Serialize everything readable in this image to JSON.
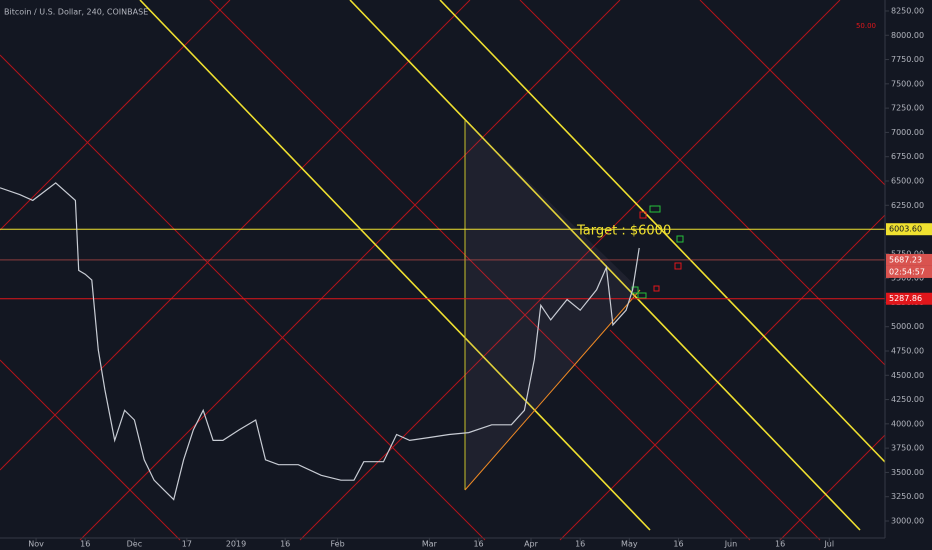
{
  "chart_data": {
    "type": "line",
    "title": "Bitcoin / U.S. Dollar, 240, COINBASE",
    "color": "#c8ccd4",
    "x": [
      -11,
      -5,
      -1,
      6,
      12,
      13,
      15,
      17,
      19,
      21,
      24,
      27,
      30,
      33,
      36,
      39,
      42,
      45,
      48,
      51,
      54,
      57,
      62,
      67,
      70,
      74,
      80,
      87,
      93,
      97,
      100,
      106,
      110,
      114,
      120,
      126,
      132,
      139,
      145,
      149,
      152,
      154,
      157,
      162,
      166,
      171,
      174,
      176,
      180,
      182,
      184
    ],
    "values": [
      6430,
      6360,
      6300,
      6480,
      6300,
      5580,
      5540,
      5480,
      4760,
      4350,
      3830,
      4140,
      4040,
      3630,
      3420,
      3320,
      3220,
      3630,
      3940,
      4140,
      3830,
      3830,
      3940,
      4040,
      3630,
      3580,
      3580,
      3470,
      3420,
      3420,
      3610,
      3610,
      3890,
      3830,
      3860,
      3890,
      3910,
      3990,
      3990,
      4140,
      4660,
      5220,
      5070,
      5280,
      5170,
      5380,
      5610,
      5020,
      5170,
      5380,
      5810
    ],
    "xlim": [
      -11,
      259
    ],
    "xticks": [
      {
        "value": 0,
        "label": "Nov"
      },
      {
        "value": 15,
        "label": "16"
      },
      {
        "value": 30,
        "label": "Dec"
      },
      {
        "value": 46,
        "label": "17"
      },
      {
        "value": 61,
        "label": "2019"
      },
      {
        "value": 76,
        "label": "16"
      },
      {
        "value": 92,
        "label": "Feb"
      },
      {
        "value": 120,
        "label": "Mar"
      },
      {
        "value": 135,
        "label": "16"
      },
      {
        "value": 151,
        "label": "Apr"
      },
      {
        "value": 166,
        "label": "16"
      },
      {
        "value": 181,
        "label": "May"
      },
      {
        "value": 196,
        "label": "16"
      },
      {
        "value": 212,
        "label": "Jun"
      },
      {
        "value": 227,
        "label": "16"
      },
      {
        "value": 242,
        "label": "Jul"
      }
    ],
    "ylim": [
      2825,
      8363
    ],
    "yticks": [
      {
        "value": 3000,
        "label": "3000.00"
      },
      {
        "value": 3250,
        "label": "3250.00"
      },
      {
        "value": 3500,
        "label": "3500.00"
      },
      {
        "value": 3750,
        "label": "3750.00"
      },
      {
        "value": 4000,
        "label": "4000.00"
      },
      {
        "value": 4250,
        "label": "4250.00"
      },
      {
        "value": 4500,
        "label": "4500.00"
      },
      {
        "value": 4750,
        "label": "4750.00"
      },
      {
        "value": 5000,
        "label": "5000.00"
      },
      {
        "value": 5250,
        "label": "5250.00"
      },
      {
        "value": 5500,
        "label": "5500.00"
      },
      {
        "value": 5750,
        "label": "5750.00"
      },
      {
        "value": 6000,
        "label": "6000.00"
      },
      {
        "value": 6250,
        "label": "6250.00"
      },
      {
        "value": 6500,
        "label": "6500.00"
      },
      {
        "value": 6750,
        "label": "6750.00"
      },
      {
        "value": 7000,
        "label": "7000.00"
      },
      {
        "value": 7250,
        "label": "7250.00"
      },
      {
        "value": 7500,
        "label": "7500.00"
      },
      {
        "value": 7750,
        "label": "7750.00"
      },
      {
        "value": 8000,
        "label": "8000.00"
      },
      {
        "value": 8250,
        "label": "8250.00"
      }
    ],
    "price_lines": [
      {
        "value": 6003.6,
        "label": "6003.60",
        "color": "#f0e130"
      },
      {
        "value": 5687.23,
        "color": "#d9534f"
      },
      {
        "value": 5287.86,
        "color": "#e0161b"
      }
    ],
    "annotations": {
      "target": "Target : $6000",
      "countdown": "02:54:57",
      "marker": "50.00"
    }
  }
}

· · · ·

**PROBLEM TO WORK ON:** Leave the images out and output the remaining material exactly as it stands.

**RESPONSE TO THIS TASK:**
Serialize everything readable in this image to JSON.
{
  "chart_data": {
    "type": "line",
    "title": "Bitcoin / U.S. Dollar, 240, COINBASE",
    "color": "#c8ccd4",
    "x": [
      -11,
      -5,
      -1,
      6,
      12,
      13,
      15,
      17,
      19,
      21,
      24,
      27,
      30,
      33,
      36,
      39,
      42,
      45,
      48,
      51,
      54,
      57,
      62,
      67,
      70,
      74,
      80,
      87,
      93,
      97,
      100,
      106,
      110,
      114,
      120,
      126,
      132,
      139,
      145,
      149,
      152,
      154,
      157,
      162,
      166,
      171,
      174,
      176,
      180,
      182,
      184
    ],
    "values": [
      6430,
      6360,
      6300,
      6480,
      6300,
      5580,
      5540,
      5480,
      4760,
      4350,
      3830,
      4140,
      4040,
      3630,
      3420,
      3320,
      3220,
      3630,
      3940,
      4140,
      3830,
      3830,
      3940,
      4040,
      3630,
      3580,
      3580,
      3470,
      3420,
      3420,
      3610,
      3610,
      3890,
      3830,
      3860,
      3890,
      3910,
      3990,
      3990,
      4140,
      4660,
      5220,
      5070,
      5280,
      5170,
      5380,
      5610,
      5020,
      5170,
      5380,
      5810
    ],
    "xlim": [
      -11,
      259
    ],
    "xticks": [
      {
        "value": 0,
        "label": "Nov"
      },
      {
        "value": 15,
        "label": "16"
      },
      {
        "value": 30,
        "label": "Dec"
      },
      {
        "value": 46,
        "label": "17"
      },
      {
        "value": 61,
        "label": "2019"
      },
      {
        "value": 76,
        "label": "16"
      },
      {
        "value": 92,
        "label": "Feb"
      },
      {
        "value": 120,
        "label": "Mar"
      },
      {
        "value": 135,
        "label": "16"
      },
      {
        "value": 151,
        "label": "Apr"
      },
      {
        "value": 166,
        "label": "16"
      },
      {
        "value": 181,
        "label": "May"
      },
      {
        "value": 196,
        "label": "16"
      },
      {
        "value": 212,
        "label": "Jun"
      },
      {
        "value": 227,
        "label": "16"
      },
      {
        "value": 242,
        "label": "Jul"
      }
    ],
    "ylim": [
      2825,
      8363
    ],
    "yticks": [
      {
        "value": 3000,
        "label": "3000.00"
      },
      {
        "value": 3250,
        "label": "3250.00"
      },
      {
        "value": 3500,
        "label": "3500.00"
      },
      {
        "value": 3750,
        "label": "3750.00"
      },
      {
        "value": 4000,
        "label": "4000.00"
      },
      {
        "value": 4250,
        "label": "4250.00"
      },
      {
        "value": 4500,
        "label": "4500.00"
      },
      {
        "value": 4750,
        "label": "4750.00"
      },
      {
        "value": 5000,
        "label": "5000.00"
      },
      {
        "value": 5250,
        "label": "5250.00"
      },
      {
        "value": 5500,
        "label": "5500.00"
      },
      {
        "value": 5750,
        "label": "5750.00"
      },
      {
        "value": 6000,
        "label": "6000.00"
      },
      {
        "value": 6250,
        "label": "6250.00"
      },
      {
        "value": 6500,
        "label": "6500.00"
      },
      {
        "value": 6750,
        "label": "6750.00"
      },
      {
        "value": 7000,
        "label": "7000.00"
      },
      {
        "value": 7250,
        "label": "7250.00"
      },
      {
        "value": 7500,
        "label": "7500.00"
      },
      {
        "value": 7750,
        "label": "7750.00"
      },
      {
        "value": 8000,
        "label": "8000.00"
      },
      {
        "value": 8250,
        "label": "8250.00"
      }
    ],
    "price_lines": [
      {
        "value": 6003.6,
        "label": "6003.60",
        "color": "#f0e130"
      },
      {
        "value": 5687.23,
        "color": "#d9534f"
      },
      {
        "value": 5287.86,
        "color": "#e0161b"
      }
    ],
    "annotations": {
      "target": "Target : $6000",
      "countdown": "02:54:57",
      "marker": "50.00"
    }
  }
}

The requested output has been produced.